## The data

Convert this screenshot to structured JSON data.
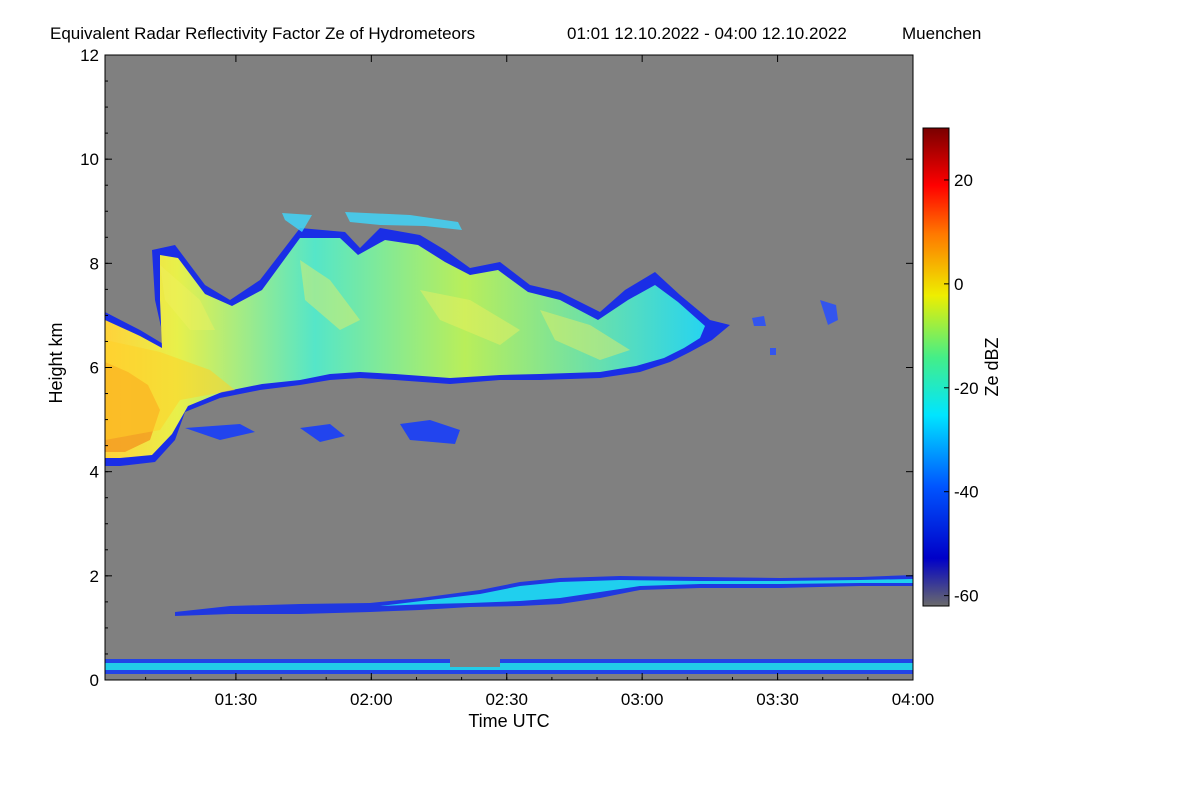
{
  "chart_data": {
    "type": "heatmap",
    "title": "Equivalent Radar Reflectivity Factor Ze of Hydrometeors",
    "period": "01:01 12.10.2022 - 04:00 12.10.2022",
    "location": "Muenchen",
    "xlabel": "Time UTC",
    "ylabel": "Height km",
    "xlim": [
      "01:01",
      "04:00"
    ],
    "ylim": [
      0,
      12
    ],
    "x_ticks": [
      "01:30",
      "02:00",
      "02:30",
      "03:00",
      "03:30",
      "04:00"
    ],
    "y_ticks": [
      "0",
      "2",
      "4",
      "6",
      "8",
      "10",
      "12"
    ],
    "colorbar": {
      "label": "Ze dBZ",
      "range": [
        -62,
        30
      ],
      "ticks": [
        "-60",
        "-40",
        "-20",
        "0",
        "20"
      ]
    },
    "colors": {
      "no_signal": "#808080",
      "scale_low": "#6b6b6b",
      "scale_mid": "#00e5ff",
      "scale_high": "#7a0000"
    },
    "features": [
      {
        "name": "cirrus-ice-cloud",
        "time_start": "01:01",
        "time_end": "03:45",
        "height_base_km": 4.1,
        "height_top_km": 9.0,
        "max_dBZ": 10
      },
      {
        "name": "low-cloud-layer",
        "time_start": "01:10",
        "time_end": "04:00",
        "height_base_km": 1.1,
        "height_top_km": 2.0,
        "max_dBZ": -20
      },
      {
        "name": "near-surface-clutter",
        "time_start": "01:01",
        "time_end": "04:00",
        "height_base_km": 0.0,
        "height_top_km": 0.25,
        "max_dBZ": -25
      }
    ]
  }
}
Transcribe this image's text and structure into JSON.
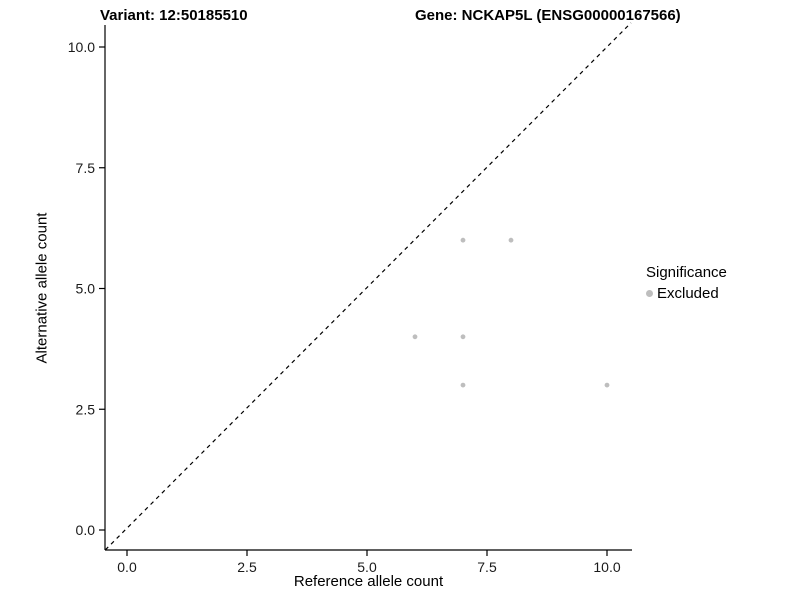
{
  "titles": {
    "variant": "Variant: 12:50185510",
    "gene": "Gene: NCKAP5L (ENSG00000167566)"
  },
  "chart_data": {
    "type": "scatter",
    "xlabel": "Reference allele count",
    "ylabel": "Alternative allele count",
    "xlim": [
      -0.45,
      10.5
    ],
    "ylim": [
      -0.41,
      10.5
    ],
    "x_ticks": [
      0.0,
      2.5,
      5.0,
      7.5,
      10.0
    ],
    "y_ticks": [
      0.0,
      2.5,
      5.0,
      7.5,
      10.0
    ],
    "x_tick_labels": [
      "0.0",
      "2.5",
      "5.0",
      "7.5",
      "10.0"
    ],
    "y_tick_labels": [
      "0.0",
      "2.5",
      "5.0",
      "7.5",
      "10.0"
    ],
    "grid": false,
    "series": [
      {
        "name": "Excluded",
        "color": "#bebebe",
        "points": [
          [
            7,
            6
          ],
          [
            8,
            6
          ],
          [
            6,
            4
          ],
          [
            7,
            4
          ],
          [
            7,
            3
          ],
          [
            10,
            3
          ]
        ]
      }
    ],
    "reference_line": {
      "style": "dashed",
      "color": "#000000",
      "from": [
        0,
        0
      ],
      "to": [
        10,
        10
      ],
      "description": "identity line y = x"
    },
    "legend": {
      "position": "right",
      "title": "Significance",
      "entries": [
        {
          "label": "Excluded",
          "color": "#bebebe"
        }
      ]
    }
  }
}
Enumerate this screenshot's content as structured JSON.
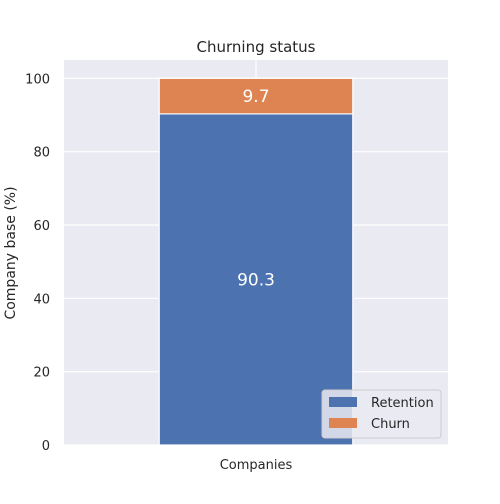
{
  "chart_data": {
    "type": "bar",
    "stacked": true,
    "title": "Churning status",
    "xlabel": "",
    "ylabel": "Company base (%)",
    "categories": [
      "Companies"
    ],
    "ylim": [
      0,
      105
    ],
    "yticks": [
      0,
      20,
      40,
      60,
      80,
      100
    ],
    "grid": true,
    "legend_position": "lower-right",
    "series": [
      {
        "name": "Retention",
        "values": [
          90.3
        ],
        "color": "#4c72b0"
      },
      {
        "name": "Churn",
        "values": [
          9.7
        ],
        "color": "#dd8452"
      }
    ],
    "data_labels": [
      "90.3",
      "9.7"
    ],
    "background_color": "#eaeaf2",
    "grid_color": "#ffffff"
  }
}
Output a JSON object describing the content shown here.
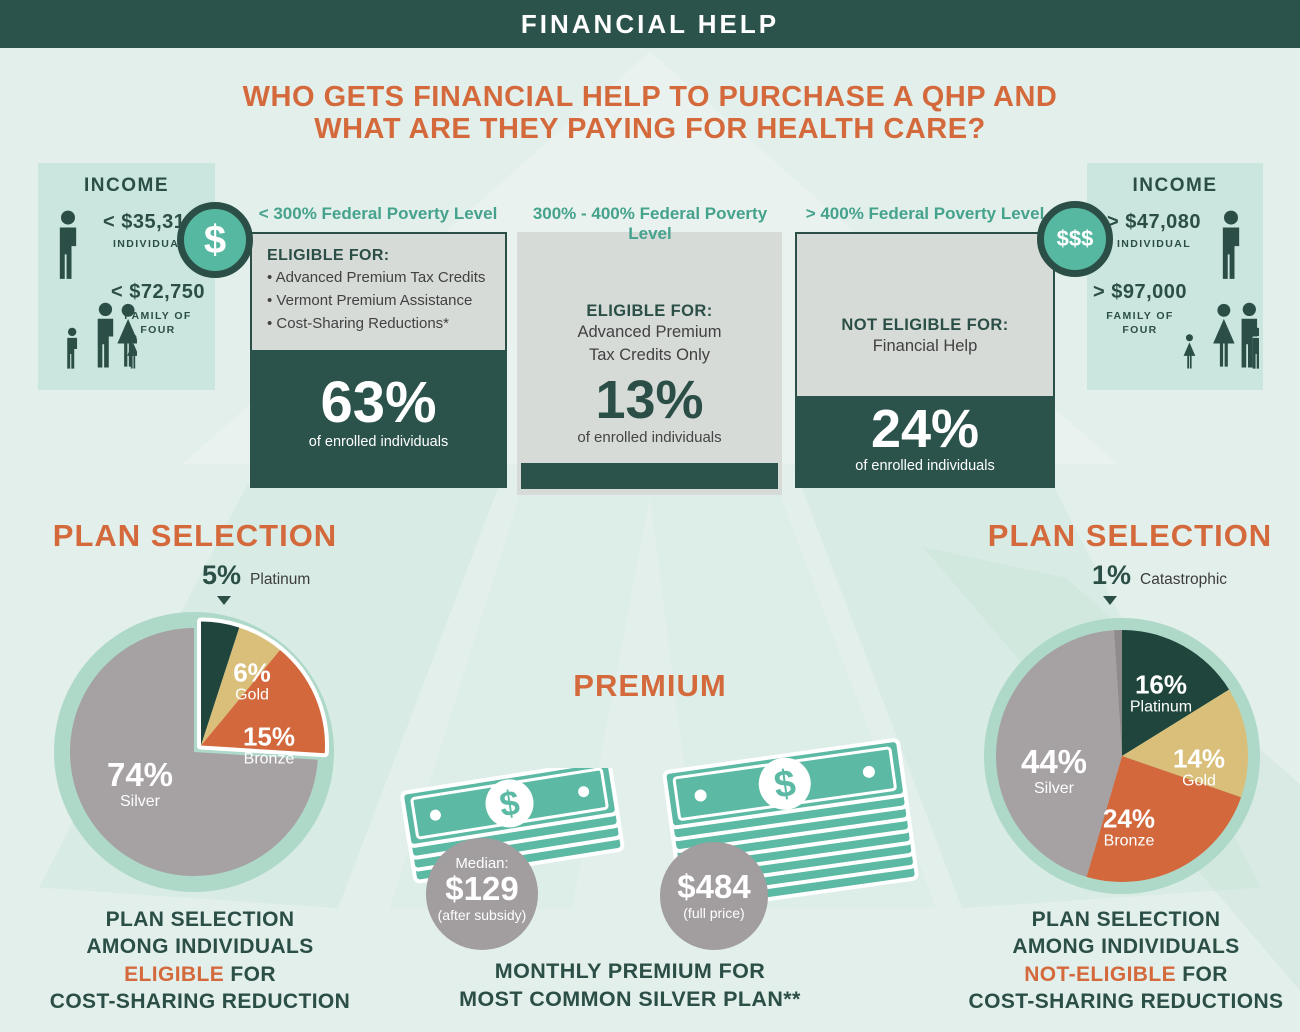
{
  "banner": {
    "title": "FINANCIAL HELP"
  },
  "heading": {
    "line1": "WHO GETS FINANCIAL HELP TO PURCHASE A QHP AND",
    "line2": "WHAT ARE THEY PAYING FOR HEALTH CARE?"
  },
  "income_left": {
    "title": "INCOME",
    "individual_amount": "< $35,310",
    "individual_label": "INDIVIDUAL",
    "family_amount": "< $72,750",
    "family_label_line1": "FAMILY OF",
    "family_label_line2": "FOUR",
    "badge": "$"
  },
  "income_right": {
    "title": "INCOME",
    "individual_amount": "> $47,080",
    "individual_label": "INDIVIDUAL",
    "family_amount": "> $97,000",
    "family_label_line1": "FAMILY OF",
    "family_label_line2": "FOUR",
    "badge": "$$$"
  },
  "columns": [
    {
      "header": "< 300% Federal Poverty Level",
      "panel_title": "ELIGIBLE FOR:",
      "items": [
        "Advanced Premium Tax Credits",
        "Vermont Premium Assistance",
        "Cost-Sharing Reductions*"
      ],
      "pct": "63%",
      "pct_caption": "of enrolled individuals"
    },
    {
      "header": "300% - 400% Federal Poverty Level",
      "panel_title": "ELIGIBLE FOR:",
      "body_line1": "Advanced Premium",
      "body_line2": "Tax Credits Only",
      "pct": "13%",
      "pct_caption": "of enrolled individuals"
    },
    {
      "header": "> 400% Federal Poverty Level",
      "panel_title": "NOT ELIGIBLE FOR:",
      "body_line1": "Financial Help",
      "pct": "24%",
      "pct_caption": "of enrolled individuals"
    }
  ],
  "plan_selection_left_title": "PLAN SELECTION",
  "plan_selection_right_title": "PLAN SELECTION",
  "premium": {
    "title": "PREMIUM",
    "subsidized": {
      "line1": "Median:",
      "amount": "$129",
      "line2": "(after subsidy)"
    },
    "full_price": {
      "amount": "$484",
      "line2": "(full price)"
    },
    "caption_line1": "MONTHLY PREMIUM FOR",
    "caption_line2": "MOST COMMON SILVER PLAN**"
  },
  "caption_left": {
    "line1": "PLAN SELECTION",
    "line2": "AMONG INDIVIDUALS",
    "line3_accent": "ELIGIBLE",
    "line3_rest": " FOR",
    "line4": "COST-SHARING REDUCTION"
  },
  "caption_right": {
    "line1": "PLAN SELECTION",
    "line2": "AMONG INDIVIDUALS",
    "line3_accent": "NOT-ELIGIBLE",
    "line3_rest": " FOR",
    "line4": "COST-SHARING REDUCTIONS"
  },
  "chart_data": [
    {
      "type": "pie",
      "title": "Plan selection among individuals eligible for cost-sharing reduction",
      "labels": [
        "Platinum",
        "Gold",
        "Bronze",
        "Silver"
      ],
      "values": [
        5,
        6,
        15,
        74
      ],
      "colors": [
        "#1f453c",
        "#d9bf7a",
        "#d2683c",
        "#a6a1a3"
      ],
      "callout": {
        "pct": "5%",
        "name": "Platinum"
      },
      "inner_labels": [
        {
          "pct": "6%",
          "name": "Gold"
        },
        {
          "pct": "15%",
          "name": "Bronze"
        },
        {
          "pct": "74%",
          "name": "Silver"
        }
      ]
    },
    {
      "type": "pie",
      "title": "Plan selection among individuals not-eligible for cost-sharing reductions",
      "labels": [
        "Platinum",
        "Gold",
        "Bronze",
        "Silver",
        "Catastrophic"
      ],
      "values": [
        16,
        14,
        24,
        44,
        1
      ],
      "colors": [
        "#1f453c",
        "#d9bf7a",
        "#d2683c",
        "#a6a1a3",
        "#8f8b8d"
      ],
      "callout": {
        "pct": "1%",
        "name": "Catastrophic"
      },
      "inner_labels": [
        {
          "pct": "16%",
          "name": "Platinum"
        },
        {
          "pct": "14%",
          "name": "Gold"
        },
        {
          "pct": "24%",
          "name": "Bronze"
        },
        {
          "pct": "44%",
          "name": "Silver"
        }
      ]
    }
  ],
  "colors": {
    "dark_teal": "#2b534b",
    "teal_accent": "#45a28c",
    "orange": "#d4693c",
    "money_teal": "#5cb9a4",
    "platinum": "#1f453c",
    "gold": "#d9bf7a",
    "bronze": "#d2683c",
    "silver": "#a6a1a3",
    "catastrophic": "#8f8b8d",
    "pie_ring": "#aed9c8",
    "income_bg": "#cbe5df",
    "panel_gray": "#d7dbd8",
    "page_bg": "#e3efeb",
    "price_circle_gray": "#a29d9f"
  }
}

## Exercise description
Find every line in the records above that contains the word "content", and copy each one.

## Solution for this exercise
Enumerate this screenshot's content as structured JSON.
Output a JSON object describing the content shown here.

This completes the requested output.